▸ Raw records
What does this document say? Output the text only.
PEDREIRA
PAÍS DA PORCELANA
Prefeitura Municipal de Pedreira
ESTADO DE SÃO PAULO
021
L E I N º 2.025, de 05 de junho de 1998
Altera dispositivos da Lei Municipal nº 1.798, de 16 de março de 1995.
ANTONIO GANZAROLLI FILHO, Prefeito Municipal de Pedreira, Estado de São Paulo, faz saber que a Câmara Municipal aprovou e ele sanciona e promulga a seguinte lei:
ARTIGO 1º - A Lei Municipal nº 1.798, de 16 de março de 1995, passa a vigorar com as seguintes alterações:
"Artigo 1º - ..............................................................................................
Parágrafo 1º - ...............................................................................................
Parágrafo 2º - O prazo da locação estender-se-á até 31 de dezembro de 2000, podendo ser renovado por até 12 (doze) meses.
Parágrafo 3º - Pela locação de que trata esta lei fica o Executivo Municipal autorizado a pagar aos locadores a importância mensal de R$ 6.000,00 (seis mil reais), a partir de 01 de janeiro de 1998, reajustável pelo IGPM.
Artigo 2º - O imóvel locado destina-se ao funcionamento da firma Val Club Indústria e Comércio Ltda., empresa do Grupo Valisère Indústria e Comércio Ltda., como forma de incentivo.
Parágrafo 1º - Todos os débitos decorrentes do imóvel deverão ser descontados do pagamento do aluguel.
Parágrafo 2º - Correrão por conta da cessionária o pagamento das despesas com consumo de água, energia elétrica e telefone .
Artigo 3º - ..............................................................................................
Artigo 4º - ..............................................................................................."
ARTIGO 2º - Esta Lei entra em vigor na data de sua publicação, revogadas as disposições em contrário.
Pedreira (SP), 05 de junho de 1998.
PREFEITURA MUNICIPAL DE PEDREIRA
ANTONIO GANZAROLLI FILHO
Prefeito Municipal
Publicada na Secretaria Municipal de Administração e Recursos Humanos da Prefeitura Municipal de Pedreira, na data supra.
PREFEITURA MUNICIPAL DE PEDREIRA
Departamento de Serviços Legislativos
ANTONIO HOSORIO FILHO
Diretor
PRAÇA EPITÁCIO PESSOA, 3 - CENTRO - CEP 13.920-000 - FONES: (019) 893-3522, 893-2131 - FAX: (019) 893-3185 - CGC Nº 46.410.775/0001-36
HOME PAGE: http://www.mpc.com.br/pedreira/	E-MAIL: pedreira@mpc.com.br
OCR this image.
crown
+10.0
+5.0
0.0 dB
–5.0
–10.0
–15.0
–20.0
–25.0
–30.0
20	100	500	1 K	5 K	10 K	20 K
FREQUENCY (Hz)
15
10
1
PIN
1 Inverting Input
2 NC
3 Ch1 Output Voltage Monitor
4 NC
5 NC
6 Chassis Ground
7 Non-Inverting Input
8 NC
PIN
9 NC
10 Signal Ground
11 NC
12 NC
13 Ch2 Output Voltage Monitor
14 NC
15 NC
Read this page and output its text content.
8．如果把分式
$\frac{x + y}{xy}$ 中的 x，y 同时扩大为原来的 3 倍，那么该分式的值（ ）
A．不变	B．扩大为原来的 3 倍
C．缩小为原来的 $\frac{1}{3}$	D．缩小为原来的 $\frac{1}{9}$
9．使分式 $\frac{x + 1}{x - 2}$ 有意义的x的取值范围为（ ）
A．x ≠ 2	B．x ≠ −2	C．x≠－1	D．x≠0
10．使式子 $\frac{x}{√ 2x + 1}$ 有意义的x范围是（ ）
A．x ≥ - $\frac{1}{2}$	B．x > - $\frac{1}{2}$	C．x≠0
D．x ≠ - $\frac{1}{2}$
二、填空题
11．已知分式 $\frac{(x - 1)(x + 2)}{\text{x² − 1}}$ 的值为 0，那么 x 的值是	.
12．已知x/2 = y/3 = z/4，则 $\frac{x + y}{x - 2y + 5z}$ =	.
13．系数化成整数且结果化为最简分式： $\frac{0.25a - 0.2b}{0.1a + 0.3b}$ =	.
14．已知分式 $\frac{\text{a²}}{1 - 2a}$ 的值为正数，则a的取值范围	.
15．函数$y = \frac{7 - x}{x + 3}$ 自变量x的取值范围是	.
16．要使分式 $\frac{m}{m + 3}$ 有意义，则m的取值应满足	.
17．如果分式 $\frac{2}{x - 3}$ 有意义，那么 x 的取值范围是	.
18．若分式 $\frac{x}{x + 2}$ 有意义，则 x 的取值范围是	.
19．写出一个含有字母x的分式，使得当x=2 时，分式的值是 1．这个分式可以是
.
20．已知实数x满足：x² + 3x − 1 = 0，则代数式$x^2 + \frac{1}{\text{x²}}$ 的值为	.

▸ Instructions to follow
Extract all of the data above and output it character for character.

▸ Task response
What does this document say? Output the text only.
PEDREIRA
PAÍS DA PORCELANA
Prefeitura Municipal de Pedreira
ESTADO DE SÃO PAULO
021
L E I N º 2.025, de 05 de junho de 1998
Altera dispositivos da Lei Municipal nº 1.798, de 16 de março de 1995.
ANTONIO GANZAROLLI FILHO, Prefeito Municipal de Pedreira, Estado de São Paulo, faz saber que a Câmara Municipal aprovou e ele sanciona e promulga a seguinte lei:
ARTIGO 1º - A Lei Municipal nº 1.798, de 16 de março de 1995, passa a vigorar com as seguintes alterações:
"Artigo 1º - ..............................................................................................
Parágrafo 1º - ...............................................................................................
Parágrafo 2º - O prazo da locação estender-se-á até 31 de dezembro de 2000, podendo ser renovado por até 12 (doze) meses.
Parágrafo 3º - Pela locação de que trata esta lei fica o Executivo Municipal autorizado a pagar aos locadores a importância mensal de R$ 6.000,00 (seis mil reais), a partir de 01 de janeiro de 1998, reajustável pelo IGPM.
Artigo 2º - O imóvel locado destina-se ao funcionamento da firma Val Club Indústria e Comércio Ltda., empresa do Grupo Valisère Indústria e Comércio Ltda., como forma de incentivo.
Parágrafo 1º - Todos os débitos decorrentes do imóvel deverão ser descontados do pagamento do aluguel.
Parágrafo 2º - Correrão por conta da cessionária o pagamento das despesas com consumo de água, energia elétrica e telefone .
Artigo 3º - ..............................................................................................
Artigo 4º - ..............................................................................................."
ARTIGO 2º - Esta Lei entra em vigor na data de sua publicação, revogadas as disposições em contrário.
Pedreira (SP), 05 de junho de 1998.
PREFEITURA MUNICIPAL DE PEDREIRA
ANTONIO GANZAROLLI FILHO
Prefeito Municipal
Publicada na Secretaria Municipal de Administração e Recursos Humanos da Prefeitura Municipal de Pedreira, na data supra.
PREFEITURA MUNICIPAL DE PEDREIRA
Departamento de Serviços Legislativos
ANTONIO HOSORIO FILHO
Diretor
PRAÇA EPITÁCIO PESSOA, 3 - CENTRO - CEP 13.920-000 - FONES: (019) 893-3522, 893-2131 - FAX: (019) 893-3185 - CGC Nº 46.410.775/0001-36
HOME PAGE: http://www.mpc.com.br/pedreira/	E-MAIL: pedreira@mpc.com.br
OCR this image.
crown
+10.0
+5.0
0.0 dB
–5.0
–10.0
–15.0
–20.0
–25.0
–30.0
20	100	500	1 K	5 K	10 K	20 K
FREQUENCY (Hz)
15
10
1
PIN
1 Inverting Input
2 NC
3 Ch1 Output Voltage Monitor
4 NC
5 NC
6 Chassis Ground
7 Non-Inverting Input
8 NC
PIN
9 NC
10 Signal Ground
11 NC
12 NC
13 Ch2 Output Voltage Monitor
14 NC
15 NC
Read this page and output its text content.
8．如果把分式
$\frac{x + y}{xy}$ 中的 x，y 同时扩大为原来的 3 倍，那么该分式的值（ ）
A．不变	B．扩大为原来的 3 倍
C．缩小为原来的 $\frac{1}{3}$	D．缩小为原来的 $\frac{1}{9}$
9．使分式 $\frac{x + 1}{x - 2}$ 有意义的x的取值范围为（ ）
A．x ≠ 2	B．x ≠ −2	C．x≠－1	D．x≠0
10．使式子 $\frac{x}{√ 2x + 1}$ 有意义的x范围是（ ）
A．x ≥ - $\frac{1}{2}$	B．x > - $\frac{1}{2}$	C．x≠0
D．x ≠ - $\frac{1}{2}$
二、填空题
11．已知分式 $\frac{(x - 1)(x + 2)}{\text{x² − 1}}$ 的值为 0，那么 x 的值是	.
12．已知x/2 = y/3 = z/4，则 $\frac{x + y}{x - 2y + 5z}$ =	.
13．系数化成整数且结果化为最简分式： $\frac{0.25a - 0.2b}{0.1a + 0.3b}$ =	.
14．已知分式 $\frac{\text{a²}}{1 - 2a}$ 的值为正数，则a的取值范围	.
15．函数$y = \frac{7 - x}{x + 3}$ 自变量x的取值范围是	.
16．要使分式 $\frac{m}{m + 3}$ 有意义，则m的取值应满足	.
17．如果分式 $\frac{2}{x - 3}$ 有意义，那么 x 的取值范围是	.
18．若分式 $\frac{x}{x + 2}$ 有意义，则 x 的取值范围是	.
19．写出一个含有字母x的分式，使得当x=2 时，分式的值是 1．这个分式可以是
.
20．已知实数x满足：x² + 3x − 1 = 0，则代数式$x^2 + \frac{1}{\text{x²}}$ 的值为	.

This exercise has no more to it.